--- START STORED RECORDS ---
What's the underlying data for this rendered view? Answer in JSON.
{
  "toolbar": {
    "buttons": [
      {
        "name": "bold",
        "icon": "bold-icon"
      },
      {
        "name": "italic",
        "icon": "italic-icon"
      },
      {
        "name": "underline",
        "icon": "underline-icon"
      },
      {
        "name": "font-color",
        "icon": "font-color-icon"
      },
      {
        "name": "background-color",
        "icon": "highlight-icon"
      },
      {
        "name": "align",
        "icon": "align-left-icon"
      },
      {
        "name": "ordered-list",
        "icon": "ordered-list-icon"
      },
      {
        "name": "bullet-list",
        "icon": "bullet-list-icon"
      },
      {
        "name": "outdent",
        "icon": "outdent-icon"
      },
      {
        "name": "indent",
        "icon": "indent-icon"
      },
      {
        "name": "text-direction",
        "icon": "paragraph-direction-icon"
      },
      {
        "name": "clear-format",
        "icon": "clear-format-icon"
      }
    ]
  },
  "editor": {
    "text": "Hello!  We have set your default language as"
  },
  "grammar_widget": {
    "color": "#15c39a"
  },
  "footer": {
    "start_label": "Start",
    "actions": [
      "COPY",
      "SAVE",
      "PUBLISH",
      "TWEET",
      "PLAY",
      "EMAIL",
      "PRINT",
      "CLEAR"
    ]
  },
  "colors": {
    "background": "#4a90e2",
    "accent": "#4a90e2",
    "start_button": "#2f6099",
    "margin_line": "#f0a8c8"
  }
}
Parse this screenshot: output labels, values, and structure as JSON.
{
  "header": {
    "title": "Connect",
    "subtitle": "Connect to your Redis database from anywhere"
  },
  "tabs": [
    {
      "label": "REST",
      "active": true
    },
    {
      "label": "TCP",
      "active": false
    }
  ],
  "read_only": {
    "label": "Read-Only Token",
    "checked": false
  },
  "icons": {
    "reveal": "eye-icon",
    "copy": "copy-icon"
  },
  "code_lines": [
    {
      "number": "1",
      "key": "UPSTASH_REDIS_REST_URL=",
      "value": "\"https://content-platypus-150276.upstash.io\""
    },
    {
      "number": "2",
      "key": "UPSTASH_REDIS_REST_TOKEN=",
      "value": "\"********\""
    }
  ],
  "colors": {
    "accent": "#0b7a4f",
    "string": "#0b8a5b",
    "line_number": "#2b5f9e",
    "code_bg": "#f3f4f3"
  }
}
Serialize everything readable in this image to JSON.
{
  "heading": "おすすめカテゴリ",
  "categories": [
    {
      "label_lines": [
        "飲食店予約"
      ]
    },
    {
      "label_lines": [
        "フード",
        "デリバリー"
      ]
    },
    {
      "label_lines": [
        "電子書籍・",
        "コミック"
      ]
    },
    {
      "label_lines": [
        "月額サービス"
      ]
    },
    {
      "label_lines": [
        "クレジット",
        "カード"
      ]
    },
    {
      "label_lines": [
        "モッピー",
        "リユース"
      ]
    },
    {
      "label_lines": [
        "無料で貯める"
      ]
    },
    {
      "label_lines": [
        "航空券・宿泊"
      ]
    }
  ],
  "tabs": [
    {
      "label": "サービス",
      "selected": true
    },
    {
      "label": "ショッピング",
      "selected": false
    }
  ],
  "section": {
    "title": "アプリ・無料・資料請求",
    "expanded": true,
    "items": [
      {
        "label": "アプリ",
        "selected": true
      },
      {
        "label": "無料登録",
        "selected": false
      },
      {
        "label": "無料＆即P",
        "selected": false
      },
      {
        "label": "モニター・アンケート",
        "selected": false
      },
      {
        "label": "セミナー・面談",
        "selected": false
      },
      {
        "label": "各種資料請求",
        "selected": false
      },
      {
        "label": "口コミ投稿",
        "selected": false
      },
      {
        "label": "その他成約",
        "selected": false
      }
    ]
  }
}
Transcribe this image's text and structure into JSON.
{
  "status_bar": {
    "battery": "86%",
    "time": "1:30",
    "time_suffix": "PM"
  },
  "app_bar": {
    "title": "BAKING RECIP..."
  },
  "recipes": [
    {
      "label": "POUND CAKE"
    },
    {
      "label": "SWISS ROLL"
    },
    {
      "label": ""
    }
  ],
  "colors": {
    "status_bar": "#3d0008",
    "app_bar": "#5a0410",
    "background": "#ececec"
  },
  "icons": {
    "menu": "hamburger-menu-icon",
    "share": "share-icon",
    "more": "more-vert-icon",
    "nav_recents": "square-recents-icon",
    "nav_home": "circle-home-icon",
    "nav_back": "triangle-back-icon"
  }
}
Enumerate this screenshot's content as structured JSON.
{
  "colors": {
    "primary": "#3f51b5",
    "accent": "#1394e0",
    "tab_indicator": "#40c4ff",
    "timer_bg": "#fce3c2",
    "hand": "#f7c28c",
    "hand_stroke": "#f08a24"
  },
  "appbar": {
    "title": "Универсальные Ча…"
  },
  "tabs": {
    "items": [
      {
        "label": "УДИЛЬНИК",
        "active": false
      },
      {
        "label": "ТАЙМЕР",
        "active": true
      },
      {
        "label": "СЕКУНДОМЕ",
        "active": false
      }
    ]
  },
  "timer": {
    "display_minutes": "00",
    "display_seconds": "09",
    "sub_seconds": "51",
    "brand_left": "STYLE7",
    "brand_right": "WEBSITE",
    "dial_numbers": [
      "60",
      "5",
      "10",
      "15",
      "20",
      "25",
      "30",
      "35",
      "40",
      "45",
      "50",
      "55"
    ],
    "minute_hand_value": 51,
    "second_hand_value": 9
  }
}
--- END STORED RECORDS ---
*STATED TASK:* Extract, word for word, each line of the listing above.

*EXERCISE RESPONSE:*
What's the underlying data for this rendered view? Answer in JSON.
{
  "toolbar": {
    "buttons": [
      {
        "name": "bold",
        "icon": "bold-icon"
      },
      {
        "name": "italic",
        "icon": "italic-icon"
      },
      {
        "name": "underline",
        "icon": "underline-icon"
      },
      {
        "name": "font-color",
        "icon": "font-color-icon"
      },
      {
        "name": "background-color",
        "icon": "highlight-icon"
      },
      {
        "name": "align",
        "icon": "align-left-icon"
      },
      {
        "name": "ordered-list",
        "icon": "ordered-list-icon"
      },
      {
        "name": "bullet-list",
        "icon": "bullet-list-icon"
      },
      {
        "name": "outdent",
        "icon": "outdent-icon"
      },
      {
        "name": "indent",
        "icon": "indent-icon"
      },
      {
        "name": "text-direction",
        "icon": "paragraph-direction-icon"
      },
      {
        "name": "clear-format",
        "icon": "clear-format-icon"
      }
    ]
  },
  "editor": {
    "text": "Hello!  We have set your default language as"
  },
  "grammar_widget": {
    "color": "#15c39a"
  },
  "footer": {
    "start_label": "Start",
    "actions": [
      "COPY",
      "SAVE",
      "PUBLISH",
      "TWEET",
      "PLAY",
      "EMAIL",
      "PRINT",
      "CLEAR"
    ]
  },
  "colors": {
    "background": "#4a90e2",
    "accent": "#4a90e2",
    "start_button": "#2f6099",
    "margin_line": "#f0a8c8"
  }
}
Parse this screenshot: output labels, values, and structure as JSON.
{
  "header": {
    "title": "Connect",
    "subtitle": "Connect to your Redis database from anywhere"
  },
  "tabs": [
    {
      "label": "REST",
      "active": true
    },
    {
      "label": "TCP",
      "active": false
    }
  ],
  "read_only": {
    "label": "Read-Only Token",
    "checked": false
  },
  "icons": {
    "reveal": "eye-icon",
    "copy": "copy-icon"
  },
  "code_lines": [
    {
      "number": "1",
      "key": "UPSTASH_REDIS_REST_URL=",
      "value": "\"https://content-platypus-150276.upstash.io\""
    },
    {
      "number": "2",
      "key": "UPSTASH_REDIS_REST_TOKEN=",
      "value": "\"********\""
    }
  ],
  "colors": {
    "accent": "#0b7a4f",
    "string": "#0b8a5b",
    "line_number": "#2b5f9e",
    "code_bg": "#f3f4f3"
  }
}
Serialize everything readable in this image to JSON.
{
  "heading": "おすすめカテゴリ",
  "categories": [
    {
      "label_lines": [
        "飲食店予約"
      ]
    },
    {
      "label_lines": [
        "フード",
        "デリバリー"
      ]
    },
    {
      "label_lines": [
        "電子書籍・",
        "コミック"
      ]
    },
    {
      "label_lines": [
        "月額サービス"
      ]
    },
    {
      "label_lines": [
        "クレジット",
        "カード"
      ]
    },
    {
      "label_lines": [
        "モッピー",
        "リユース"
      ]
    },
    {
      "label_lines": [
        "無料で貯める"
      ]
    },
    {
      "label_lines": [
        "航空券・宿泊"
      ]
    }
  ],
  "tabs": [
    {
      "label": "サービス",
      "selected": true
    },
    {
      "label": "ショッピング",
      "selected": false
    }
  ],
  "section": {
    "title": "アプリ・無料・資料請求",
    "expanded": true,
    "items": [
      {
        "label": "アプリ",
        "selected": true
      },
      {
        "label": "無料登録",
        "selected": false
      },
      {
        "label": "無料＆即P",
        "selected": false
      },
      {
        "label": "モニター・アンケート",
        "selected": false
      },
      {
        "label": "セミナー・面談",
        "selected": false
      },
      {
        "label": "各種資料請求",
        "selected": false
      },
      {
        "label": "口コミ投稿",
        "selected": false
      },
      {
        "label": "その他成約",
        "selected": false
      }
    ]
  }
}
Transcribe this image's text and structure into JSON.
{
  "status_bar": {
    "battery": "86%",
    "time": "1:30",
    "time_suffix": "PM"
  },
  "app_bar": {
    "title": "BAKING RECIP..."
  },
  "recipes": [
    {
      "label": "POUND CAKE"
    },
    {
      "label": "SWISS ROLL"
    },
    {
      "label": ""
    }
  ],
  "colors": {
    "status_bar": "#3d0008",
    "app_bar": "#5a0410",
    "background": "#ececec"
  },
  "icons": {
    "menu": "hamburger-menu-icon",
    "share": "share-icon",
    "more": "more-vert-icon",
    "nav_recents": "square-recents-icon",
    "nav_home": "circle-home-icon",
    "nav_back": "triangle-back-icon"
  }
}
Enumerate this screenshot's content as structured JSON.
{
  "colors": {
    "primary": "#3f51b5",
    "accent": "#1394e0",
    "tab_indicator": "#40c4ff",
    "timer_bg": "#fce3c2",
    "hand": "#f7c28c",
    "hand_stroke": "#f08a24"
  },
  "appbar": {
    "title": "Универсальные Ча…"
  },
  "tabs": {
    "items": [
      {
        "label": "УДИЛЬНИК",
        "active": false
      },
      {
        "label": "ТАЙМЕР",
        "active": true
      },
      {
        "label": "СЕКУНДОМЕ",
        "active": false
      }
    ]
  },
  "timer": {
    "display_minutes": "00",
    "display_seconds": "09",
    "sub_seconds": "51",
    "brand_left": "STYLE7",
    "brand_right": "WEBSITE",
    "dial_numbers": [
      "60",
      "5",
      "10",
      "15",
      "20",
      "25",
      "30",
      "35",
      "40",
      "45",
      "50",
      "55"
    ],
    "minute_hand_value": 51,
    "second_hand_value": 9
  }
}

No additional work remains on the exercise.